Your objective -> Pull every line with the word "panel" out of the entries below.
[start]
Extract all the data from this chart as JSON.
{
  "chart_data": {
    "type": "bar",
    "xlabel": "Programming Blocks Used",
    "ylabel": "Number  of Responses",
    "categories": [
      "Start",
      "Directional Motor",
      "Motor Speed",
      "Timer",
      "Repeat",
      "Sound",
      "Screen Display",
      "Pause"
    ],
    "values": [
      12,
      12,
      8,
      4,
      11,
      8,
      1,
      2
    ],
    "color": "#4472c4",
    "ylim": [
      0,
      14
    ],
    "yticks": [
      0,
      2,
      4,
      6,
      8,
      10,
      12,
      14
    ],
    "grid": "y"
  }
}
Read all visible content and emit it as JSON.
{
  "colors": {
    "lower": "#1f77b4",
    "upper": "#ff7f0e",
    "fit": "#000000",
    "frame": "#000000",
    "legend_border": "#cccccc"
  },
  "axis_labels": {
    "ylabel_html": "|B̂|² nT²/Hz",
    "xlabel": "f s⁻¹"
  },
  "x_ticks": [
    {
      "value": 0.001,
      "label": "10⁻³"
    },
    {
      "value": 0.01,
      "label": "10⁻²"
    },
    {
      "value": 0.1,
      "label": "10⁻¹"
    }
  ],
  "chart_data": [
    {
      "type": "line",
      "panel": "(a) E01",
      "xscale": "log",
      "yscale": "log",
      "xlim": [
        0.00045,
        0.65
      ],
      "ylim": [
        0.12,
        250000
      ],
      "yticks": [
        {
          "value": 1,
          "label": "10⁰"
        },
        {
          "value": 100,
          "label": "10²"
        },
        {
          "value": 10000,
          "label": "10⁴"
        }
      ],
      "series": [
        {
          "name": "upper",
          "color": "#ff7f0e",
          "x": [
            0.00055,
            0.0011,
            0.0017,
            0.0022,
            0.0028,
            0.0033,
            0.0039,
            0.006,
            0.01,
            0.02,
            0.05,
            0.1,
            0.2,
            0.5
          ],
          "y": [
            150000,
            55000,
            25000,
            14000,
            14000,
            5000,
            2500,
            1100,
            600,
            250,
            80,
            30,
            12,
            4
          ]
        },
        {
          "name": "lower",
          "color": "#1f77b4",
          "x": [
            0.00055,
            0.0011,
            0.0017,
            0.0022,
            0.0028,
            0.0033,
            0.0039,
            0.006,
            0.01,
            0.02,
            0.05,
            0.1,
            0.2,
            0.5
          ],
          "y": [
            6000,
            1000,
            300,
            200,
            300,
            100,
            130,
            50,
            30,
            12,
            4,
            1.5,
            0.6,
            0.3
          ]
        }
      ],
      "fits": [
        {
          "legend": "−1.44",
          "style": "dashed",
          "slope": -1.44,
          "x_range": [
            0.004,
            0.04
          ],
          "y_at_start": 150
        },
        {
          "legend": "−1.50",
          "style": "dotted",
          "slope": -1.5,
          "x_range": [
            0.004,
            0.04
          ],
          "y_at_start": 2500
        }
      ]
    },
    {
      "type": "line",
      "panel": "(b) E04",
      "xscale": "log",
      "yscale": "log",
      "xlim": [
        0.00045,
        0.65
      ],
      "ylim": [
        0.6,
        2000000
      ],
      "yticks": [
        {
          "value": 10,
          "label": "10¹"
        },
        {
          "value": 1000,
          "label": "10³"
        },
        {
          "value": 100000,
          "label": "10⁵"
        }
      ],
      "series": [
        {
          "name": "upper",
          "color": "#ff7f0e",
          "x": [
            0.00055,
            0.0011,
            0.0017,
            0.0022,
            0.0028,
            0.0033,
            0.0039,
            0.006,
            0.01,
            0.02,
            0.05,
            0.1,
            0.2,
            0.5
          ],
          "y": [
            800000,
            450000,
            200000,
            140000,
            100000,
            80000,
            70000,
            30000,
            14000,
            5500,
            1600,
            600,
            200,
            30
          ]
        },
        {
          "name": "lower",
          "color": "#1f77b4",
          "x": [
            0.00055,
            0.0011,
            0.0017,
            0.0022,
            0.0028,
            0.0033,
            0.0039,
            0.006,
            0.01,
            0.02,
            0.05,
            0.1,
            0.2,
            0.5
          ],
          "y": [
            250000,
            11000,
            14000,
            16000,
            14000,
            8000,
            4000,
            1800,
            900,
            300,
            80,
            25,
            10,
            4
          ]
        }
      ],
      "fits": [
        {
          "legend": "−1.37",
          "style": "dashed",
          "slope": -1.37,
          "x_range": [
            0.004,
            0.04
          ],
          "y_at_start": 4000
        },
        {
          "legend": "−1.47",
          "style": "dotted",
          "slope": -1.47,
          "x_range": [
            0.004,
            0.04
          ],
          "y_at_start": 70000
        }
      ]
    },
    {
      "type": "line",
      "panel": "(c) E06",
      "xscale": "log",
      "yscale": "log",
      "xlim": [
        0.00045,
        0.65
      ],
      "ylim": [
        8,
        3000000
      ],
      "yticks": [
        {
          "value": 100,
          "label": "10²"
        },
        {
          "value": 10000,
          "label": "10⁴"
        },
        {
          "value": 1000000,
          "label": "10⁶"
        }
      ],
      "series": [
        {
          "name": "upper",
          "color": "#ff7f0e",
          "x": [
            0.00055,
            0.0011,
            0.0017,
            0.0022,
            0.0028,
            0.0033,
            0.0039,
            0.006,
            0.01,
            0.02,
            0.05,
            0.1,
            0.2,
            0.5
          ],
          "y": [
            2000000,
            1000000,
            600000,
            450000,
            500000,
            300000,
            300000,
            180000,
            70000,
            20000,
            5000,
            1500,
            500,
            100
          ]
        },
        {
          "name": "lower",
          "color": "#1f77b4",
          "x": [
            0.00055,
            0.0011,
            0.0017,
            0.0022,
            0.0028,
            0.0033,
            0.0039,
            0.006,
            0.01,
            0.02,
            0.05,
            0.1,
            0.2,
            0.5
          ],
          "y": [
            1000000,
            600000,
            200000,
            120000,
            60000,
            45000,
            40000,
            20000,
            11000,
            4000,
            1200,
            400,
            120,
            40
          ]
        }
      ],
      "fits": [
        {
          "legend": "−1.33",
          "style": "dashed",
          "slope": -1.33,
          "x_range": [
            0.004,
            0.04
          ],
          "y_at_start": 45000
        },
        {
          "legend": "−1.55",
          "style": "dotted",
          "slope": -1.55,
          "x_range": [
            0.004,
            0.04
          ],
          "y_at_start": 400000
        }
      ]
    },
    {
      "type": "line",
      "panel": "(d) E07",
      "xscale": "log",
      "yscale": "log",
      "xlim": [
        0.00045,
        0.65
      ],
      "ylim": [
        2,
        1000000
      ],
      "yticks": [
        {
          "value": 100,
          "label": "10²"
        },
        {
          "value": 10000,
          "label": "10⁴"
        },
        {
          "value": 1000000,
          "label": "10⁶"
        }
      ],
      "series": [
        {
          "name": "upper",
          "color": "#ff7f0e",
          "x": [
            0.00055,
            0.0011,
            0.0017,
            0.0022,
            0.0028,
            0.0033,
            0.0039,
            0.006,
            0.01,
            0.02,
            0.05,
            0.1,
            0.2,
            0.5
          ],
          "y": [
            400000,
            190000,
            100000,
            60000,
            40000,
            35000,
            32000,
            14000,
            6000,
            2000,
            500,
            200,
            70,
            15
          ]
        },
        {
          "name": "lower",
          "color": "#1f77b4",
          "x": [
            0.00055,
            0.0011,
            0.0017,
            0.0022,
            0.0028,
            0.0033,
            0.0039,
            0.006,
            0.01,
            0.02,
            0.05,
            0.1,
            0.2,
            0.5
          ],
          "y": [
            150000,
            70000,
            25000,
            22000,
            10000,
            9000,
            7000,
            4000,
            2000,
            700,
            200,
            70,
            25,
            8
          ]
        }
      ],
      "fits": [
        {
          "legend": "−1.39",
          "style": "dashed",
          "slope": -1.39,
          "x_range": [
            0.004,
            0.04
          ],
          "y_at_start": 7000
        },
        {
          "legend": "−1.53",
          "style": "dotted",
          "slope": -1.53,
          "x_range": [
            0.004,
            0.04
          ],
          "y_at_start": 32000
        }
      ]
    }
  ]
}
[end]
Answer for this exercise ->
      "panel": "(a) E01",
      "panel": "(b) E04",
      "panel": "(c) E06",
      "panel": "(d) E07",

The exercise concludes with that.